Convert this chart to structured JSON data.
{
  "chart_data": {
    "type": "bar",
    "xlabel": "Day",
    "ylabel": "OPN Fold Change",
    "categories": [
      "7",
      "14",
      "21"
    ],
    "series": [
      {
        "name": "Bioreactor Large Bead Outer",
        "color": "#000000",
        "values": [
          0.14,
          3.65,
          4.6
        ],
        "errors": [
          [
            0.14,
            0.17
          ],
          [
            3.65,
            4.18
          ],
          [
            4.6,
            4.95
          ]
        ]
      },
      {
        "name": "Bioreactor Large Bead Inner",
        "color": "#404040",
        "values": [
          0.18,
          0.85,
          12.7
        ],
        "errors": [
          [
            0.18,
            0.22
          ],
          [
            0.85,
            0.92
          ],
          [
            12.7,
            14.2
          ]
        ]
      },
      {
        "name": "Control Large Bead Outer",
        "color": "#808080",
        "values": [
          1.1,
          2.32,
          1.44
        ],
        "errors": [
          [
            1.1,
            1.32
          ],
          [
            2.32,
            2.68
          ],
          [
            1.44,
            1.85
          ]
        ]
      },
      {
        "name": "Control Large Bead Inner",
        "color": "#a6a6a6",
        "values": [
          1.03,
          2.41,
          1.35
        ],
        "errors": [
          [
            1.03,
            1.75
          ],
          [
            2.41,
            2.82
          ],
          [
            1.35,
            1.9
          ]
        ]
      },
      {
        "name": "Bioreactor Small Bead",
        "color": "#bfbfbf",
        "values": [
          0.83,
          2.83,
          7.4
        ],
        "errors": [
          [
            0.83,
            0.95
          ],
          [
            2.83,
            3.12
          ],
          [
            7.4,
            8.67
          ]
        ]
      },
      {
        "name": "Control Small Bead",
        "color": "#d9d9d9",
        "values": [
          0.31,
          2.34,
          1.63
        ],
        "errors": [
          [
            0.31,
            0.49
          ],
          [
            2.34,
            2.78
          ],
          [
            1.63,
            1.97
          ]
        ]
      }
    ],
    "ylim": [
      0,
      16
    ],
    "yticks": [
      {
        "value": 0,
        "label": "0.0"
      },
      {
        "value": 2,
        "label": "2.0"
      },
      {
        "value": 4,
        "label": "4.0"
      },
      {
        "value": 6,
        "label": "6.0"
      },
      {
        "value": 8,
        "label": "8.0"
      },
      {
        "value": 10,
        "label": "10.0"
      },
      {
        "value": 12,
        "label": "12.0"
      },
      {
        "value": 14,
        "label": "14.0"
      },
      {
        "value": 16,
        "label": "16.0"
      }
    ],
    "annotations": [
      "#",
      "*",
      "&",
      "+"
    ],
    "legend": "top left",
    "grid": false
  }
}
┄┄┄┄┄┄
▶ Aim of the exercise
Report how many lines hold the string "Control", giving the number and nothing else.

▶ Problem solution
3